(Task details): Pull out every line containing the string "connections".

(Dataset entries):
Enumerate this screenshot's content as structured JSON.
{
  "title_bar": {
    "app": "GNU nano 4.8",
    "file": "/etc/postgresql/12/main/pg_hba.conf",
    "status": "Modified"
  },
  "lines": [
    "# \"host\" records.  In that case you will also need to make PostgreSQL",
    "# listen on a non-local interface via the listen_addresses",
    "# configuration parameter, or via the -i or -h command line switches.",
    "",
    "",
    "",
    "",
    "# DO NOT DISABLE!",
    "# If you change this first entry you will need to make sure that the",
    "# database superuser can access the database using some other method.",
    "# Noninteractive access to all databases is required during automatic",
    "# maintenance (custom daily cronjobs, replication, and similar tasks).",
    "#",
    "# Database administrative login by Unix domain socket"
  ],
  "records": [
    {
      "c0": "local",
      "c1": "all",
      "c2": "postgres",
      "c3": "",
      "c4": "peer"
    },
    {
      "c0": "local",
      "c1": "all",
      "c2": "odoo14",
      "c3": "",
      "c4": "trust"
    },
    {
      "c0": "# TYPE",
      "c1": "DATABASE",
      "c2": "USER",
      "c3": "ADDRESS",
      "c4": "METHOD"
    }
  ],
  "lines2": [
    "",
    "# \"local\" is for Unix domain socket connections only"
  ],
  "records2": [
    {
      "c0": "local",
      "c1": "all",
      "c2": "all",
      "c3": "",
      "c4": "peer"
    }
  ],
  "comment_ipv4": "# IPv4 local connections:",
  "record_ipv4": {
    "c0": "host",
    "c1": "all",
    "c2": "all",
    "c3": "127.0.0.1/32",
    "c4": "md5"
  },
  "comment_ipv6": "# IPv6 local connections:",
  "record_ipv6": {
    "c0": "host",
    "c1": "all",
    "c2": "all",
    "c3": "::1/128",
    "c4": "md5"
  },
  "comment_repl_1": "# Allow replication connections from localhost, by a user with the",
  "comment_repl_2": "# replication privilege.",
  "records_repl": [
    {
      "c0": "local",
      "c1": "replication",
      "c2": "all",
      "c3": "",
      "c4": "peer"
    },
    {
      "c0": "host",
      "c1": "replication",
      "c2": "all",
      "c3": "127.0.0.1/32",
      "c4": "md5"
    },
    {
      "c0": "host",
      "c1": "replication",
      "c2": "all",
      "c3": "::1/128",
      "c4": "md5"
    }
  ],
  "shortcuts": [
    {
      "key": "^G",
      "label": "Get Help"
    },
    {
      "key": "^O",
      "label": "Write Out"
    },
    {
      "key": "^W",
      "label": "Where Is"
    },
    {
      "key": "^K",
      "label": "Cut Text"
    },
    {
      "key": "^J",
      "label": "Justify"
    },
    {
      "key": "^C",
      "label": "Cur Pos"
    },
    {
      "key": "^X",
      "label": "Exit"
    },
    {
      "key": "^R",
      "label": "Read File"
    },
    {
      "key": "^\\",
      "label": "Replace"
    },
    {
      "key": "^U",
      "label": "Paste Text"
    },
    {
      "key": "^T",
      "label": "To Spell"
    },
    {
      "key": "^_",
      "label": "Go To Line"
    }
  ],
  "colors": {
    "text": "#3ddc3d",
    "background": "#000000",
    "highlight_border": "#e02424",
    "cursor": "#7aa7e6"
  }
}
==
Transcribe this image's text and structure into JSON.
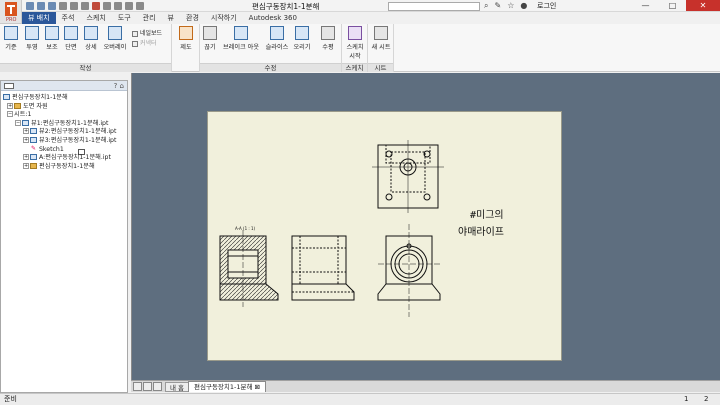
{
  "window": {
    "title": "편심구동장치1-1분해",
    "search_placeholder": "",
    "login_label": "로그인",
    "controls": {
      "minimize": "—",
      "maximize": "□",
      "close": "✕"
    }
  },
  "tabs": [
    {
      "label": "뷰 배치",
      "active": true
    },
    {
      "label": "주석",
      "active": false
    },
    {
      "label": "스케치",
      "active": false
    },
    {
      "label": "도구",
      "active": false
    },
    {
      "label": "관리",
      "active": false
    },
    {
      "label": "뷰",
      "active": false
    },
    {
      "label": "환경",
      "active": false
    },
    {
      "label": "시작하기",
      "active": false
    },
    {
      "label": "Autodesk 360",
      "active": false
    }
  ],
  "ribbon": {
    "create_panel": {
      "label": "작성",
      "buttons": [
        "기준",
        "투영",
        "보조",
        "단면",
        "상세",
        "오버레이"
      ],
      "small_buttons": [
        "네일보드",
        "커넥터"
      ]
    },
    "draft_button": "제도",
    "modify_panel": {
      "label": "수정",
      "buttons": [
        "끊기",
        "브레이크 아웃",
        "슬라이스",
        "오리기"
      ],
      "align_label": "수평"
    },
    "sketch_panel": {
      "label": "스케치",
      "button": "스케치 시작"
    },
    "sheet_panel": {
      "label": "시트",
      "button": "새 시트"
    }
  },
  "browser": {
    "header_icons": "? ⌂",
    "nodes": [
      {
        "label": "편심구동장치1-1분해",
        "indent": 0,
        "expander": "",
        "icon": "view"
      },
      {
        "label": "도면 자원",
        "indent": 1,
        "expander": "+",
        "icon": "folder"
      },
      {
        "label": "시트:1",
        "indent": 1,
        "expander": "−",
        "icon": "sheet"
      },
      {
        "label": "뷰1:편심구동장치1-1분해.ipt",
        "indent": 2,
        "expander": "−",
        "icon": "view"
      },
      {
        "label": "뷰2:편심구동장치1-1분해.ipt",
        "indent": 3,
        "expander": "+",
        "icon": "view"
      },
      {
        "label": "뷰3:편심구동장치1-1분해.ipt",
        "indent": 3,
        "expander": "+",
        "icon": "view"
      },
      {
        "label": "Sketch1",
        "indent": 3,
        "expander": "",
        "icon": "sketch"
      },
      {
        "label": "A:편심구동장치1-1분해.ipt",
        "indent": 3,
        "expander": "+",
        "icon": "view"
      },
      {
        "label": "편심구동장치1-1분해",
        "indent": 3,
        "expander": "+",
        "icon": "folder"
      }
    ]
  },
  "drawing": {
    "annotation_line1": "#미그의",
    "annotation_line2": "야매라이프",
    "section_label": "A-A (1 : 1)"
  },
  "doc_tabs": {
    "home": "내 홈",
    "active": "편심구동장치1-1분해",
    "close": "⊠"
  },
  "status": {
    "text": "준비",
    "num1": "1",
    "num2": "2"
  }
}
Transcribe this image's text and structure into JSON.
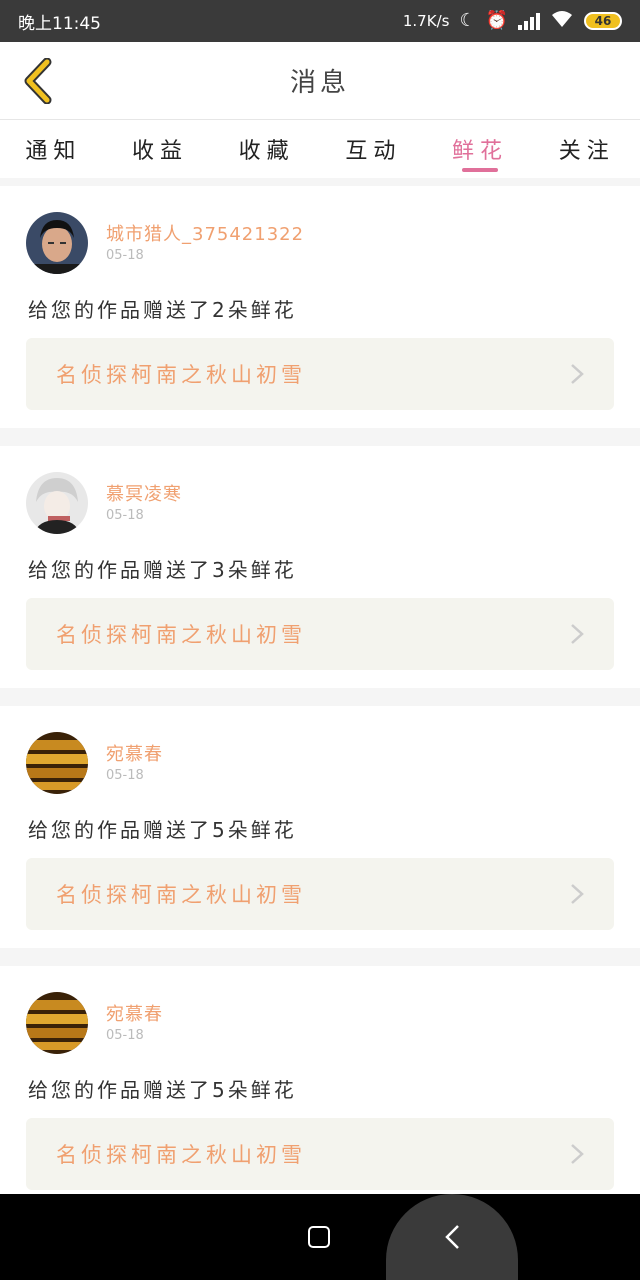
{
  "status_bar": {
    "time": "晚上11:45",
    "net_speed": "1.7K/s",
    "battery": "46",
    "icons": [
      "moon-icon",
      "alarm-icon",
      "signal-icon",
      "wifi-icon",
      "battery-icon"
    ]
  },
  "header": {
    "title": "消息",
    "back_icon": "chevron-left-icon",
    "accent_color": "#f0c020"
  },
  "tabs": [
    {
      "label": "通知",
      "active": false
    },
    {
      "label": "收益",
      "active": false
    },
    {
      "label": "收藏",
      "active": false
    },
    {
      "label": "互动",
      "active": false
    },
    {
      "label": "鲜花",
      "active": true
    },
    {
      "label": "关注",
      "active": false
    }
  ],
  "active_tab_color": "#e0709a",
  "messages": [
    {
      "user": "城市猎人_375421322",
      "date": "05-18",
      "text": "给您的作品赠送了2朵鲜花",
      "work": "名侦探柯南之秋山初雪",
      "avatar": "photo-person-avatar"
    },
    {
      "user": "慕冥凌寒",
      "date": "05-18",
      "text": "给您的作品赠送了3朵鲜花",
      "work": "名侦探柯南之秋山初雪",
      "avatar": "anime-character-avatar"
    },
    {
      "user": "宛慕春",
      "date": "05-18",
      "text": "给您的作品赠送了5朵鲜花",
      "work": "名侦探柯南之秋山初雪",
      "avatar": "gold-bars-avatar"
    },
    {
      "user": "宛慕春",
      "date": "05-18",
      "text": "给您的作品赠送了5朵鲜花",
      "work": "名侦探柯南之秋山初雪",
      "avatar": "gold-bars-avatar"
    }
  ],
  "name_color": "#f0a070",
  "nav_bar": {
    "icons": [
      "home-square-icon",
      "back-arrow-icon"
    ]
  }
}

(Expected output):
    "# \"local\" is for Unix domain socket connections only"
  "comment_ipv4": "# IPv4 local connections:",
  "comment_ipv6": "# IPv6 local connections:",
  "comment_repl_1": "# Allow replication connections from localhost, by a user with the",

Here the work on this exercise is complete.